§ **Objective**: Copy every line that mentions the word "Score".

──────────────────────────────

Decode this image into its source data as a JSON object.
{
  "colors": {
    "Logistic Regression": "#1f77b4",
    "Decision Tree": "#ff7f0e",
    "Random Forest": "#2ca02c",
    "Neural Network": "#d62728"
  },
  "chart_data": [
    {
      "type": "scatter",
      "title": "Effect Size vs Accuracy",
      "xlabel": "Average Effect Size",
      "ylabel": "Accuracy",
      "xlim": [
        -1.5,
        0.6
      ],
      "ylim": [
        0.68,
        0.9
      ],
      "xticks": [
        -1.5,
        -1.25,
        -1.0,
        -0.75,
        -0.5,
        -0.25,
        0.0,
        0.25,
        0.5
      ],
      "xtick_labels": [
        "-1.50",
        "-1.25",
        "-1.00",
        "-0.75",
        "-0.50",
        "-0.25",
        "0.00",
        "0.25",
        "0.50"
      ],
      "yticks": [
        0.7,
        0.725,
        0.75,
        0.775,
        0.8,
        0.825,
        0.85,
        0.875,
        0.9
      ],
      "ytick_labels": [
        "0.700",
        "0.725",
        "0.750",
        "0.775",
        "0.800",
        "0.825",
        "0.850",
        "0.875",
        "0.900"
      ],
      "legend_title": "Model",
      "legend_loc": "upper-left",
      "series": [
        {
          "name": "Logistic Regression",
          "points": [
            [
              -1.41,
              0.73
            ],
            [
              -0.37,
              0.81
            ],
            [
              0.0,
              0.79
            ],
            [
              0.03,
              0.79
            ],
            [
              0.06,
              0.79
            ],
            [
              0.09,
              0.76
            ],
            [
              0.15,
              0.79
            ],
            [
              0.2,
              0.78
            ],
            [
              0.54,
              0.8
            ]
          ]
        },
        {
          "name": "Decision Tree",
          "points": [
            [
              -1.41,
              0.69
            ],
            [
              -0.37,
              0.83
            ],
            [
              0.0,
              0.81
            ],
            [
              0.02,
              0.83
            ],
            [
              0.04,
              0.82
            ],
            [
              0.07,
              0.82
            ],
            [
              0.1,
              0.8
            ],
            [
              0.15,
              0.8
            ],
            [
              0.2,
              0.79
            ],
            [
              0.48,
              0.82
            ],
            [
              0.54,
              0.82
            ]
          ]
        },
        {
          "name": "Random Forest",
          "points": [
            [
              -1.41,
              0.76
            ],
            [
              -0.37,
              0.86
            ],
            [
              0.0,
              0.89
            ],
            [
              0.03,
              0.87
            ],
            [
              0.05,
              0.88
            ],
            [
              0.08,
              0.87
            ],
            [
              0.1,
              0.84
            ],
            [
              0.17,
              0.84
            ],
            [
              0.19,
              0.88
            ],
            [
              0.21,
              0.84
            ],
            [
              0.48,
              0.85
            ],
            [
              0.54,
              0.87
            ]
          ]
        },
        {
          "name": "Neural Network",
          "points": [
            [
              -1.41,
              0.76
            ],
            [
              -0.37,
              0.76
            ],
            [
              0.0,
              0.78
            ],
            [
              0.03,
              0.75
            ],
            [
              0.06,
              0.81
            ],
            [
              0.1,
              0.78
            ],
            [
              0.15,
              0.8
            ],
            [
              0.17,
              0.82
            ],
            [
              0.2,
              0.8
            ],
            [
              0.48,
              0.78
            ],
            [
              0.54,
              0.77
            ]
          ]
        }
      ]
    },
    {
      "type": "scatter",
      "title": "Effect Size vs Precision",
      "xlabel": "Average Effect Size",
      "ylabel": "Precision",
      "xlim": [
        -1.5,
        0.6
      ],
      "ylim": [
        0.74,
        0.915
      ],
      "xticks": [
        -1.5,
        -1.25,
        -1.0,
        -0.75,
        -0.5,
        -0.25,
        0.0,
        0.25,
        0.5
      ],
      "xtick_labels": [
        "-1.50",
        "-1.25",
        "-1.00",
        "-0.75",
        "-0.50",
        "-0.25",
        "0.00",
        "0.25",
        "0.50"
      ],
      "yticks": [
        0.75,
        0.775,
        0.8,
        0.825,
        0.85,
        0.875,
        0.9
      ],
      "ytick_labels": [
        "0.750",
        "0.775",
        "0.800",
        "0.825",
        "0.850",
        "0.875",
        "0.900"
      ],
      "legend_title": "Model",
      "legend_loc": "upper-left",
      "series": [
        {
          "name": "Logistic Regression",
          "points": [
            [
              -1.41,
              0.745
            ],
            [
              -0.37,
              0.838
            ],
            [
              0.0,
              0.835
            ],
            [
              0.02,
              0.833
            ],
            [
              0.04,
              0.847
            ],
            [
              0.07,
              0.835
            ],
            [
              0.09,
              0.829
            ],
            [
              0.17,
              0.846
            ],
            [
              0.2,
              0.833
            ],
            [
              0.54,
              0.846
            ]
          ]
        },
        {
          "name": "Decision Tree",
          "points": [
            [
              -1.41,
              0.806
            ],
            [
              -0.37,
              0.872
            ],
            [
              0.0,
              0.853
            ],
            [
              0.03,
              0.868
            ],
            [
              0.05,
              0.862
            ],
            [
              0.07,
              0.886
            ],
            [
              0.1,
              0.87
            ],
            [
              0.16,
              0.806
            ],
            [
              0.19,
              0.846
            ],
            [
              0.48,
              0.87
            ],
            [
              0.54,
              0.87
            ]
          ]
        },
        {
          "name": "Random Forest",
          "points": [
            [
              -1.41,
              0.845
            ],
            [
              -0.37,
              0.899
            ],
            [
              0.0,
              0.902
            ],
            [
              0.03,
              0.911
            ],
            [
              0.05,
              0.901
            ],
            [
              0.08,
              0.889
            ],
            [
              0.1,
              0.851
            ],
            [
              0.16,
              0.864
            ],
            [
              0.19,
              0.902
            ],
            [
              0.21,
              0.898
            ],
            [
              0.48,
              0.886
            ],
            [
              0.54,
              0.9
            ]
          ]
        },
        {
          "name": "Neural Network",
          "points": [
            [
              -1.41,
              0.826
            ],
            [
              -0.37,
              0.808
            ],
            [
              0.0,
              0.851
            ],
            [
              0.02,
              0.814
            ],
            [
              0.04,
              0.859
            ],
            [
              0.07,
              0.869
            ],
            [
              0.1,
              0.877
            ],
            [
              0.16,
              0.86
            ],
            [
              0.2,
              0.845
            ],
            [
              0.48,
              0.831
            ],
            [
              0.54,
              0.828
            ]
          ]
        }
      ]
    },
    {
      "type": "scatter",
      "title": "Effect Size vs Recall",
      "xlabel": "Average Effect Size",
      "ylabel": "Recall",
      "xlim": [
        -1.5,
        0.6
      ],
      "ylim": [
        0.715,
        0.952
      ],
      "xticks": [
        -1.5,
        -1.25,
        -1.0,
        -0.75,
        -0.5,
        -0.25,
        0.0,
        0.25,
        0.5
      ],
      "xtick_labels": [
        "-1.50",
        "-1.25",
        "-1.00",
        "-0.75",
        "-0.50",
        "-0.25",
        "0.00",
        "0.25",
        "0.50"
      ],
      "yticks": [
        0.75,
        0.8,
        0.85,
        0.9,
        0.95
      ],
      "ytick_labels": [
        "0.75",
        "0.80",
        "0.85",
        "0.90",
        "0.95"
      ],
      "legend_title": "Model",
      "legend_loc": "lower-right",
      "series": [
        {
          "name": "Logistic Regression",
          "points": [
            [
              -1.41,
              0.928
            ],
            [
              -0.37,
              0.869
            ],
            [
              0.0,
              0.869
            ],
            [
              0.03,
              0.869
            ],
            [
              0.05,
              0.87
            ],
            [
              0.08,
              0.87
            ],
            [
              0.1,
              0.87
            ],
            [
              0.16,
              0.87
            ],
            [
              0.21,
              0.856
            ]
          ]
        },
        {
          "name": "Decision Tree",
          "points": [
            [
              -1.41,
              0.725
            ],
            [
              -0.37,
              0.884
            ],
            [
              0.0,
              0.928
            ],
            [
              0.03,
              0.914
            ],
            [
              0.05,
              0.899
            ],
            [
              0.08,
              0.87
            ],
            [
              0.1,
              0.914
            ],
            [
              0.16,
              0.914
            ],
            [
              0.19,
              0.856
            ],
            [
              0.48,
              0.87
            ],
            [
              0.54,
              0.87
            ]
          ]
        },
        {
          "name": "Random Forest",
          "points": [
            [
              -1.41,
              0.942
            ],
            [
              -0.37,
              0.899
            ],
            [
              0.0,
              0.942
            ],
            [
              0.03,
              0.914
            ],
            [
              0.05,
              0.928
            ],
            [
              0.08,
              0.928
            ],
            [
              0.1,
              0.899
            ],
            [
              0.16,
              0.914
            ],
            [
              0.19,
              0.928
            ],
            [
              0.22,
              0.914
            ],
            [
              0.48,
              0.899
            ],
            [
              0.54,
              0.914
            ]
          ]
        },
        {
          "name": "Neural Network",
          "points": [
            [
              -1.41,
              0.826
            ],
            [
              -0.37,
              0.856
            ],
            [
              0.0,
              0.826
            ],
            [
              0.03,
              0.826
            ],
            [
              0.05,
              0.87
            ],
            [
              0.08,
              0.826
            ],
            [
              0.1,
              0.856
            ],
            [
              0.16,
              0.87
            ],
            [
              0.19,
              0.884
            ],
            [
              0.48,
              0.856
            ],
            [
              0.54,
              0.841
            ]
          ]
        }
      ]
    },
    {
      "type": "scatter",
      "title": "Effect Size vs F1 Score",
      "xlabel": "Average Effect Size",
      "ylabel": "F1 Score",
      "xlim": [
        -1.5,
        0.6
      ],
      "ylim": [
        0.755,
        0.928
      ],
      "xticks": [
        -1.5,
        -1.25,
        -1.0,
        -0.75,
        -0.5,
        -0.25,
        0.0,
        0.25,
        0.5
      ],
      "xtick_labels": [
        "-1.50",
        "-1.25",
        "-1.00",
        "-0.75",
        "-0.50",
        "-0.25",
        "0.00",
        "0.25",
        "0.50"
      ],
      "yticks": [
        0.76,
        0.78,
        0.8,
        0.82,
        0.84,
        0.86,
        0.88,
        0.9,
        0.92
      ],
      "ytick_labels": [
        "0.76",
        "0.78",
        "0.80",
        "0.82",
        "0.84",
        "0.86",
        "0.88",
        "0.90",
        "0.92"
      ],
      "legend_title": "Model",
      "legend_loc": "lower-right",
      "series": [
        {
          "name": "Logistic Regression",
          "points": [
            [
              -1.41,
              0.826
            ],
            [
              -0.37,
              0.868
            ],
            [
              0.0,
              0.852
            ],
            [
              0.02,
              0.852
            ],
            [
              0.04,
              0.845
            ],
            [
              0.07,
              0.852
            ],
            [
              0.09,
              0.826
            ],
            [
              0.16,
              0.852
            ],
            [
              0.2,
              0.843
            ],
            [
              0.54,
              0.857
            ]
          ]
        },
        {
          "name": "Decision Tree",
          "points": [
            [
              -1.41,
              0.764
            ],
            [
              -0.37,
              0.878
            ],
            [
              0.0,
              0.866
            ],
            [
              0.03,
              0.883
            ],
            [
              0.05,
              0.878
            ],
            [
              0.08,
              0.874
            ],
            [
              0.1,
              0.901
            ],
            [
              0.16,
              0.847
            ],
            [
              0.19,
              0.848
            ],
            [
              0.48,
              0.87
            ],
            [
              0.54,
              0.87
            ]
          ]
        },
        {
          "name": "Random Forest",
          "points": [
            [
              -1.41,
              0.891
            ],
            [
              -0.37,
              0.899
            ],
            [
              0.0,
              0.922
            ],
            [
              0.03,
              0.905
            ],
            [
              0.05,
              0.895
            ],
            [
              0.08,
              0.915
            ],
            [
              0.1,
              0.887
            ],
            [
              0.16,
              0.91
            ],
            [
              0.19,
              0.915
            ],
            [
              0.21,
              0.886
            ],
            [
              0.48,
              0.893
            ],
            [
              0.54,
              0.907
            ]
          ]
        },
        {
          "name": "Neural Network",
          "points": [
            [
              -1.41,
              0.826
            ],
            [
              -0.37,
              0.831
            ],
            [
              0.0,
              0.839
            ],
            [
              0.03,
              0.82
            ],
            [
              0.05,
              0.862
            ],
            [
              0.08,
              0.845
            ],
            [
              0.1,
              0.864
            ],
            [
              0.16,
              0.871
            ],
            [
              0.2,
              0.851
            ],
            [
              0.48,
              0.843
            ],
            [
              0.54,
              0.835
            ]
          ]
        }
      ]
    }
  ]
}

──────────────────────────────

§ **Answer in full**:
      "title": "Effect Size vs F1 Score",
      "ylabel": "F1 Score",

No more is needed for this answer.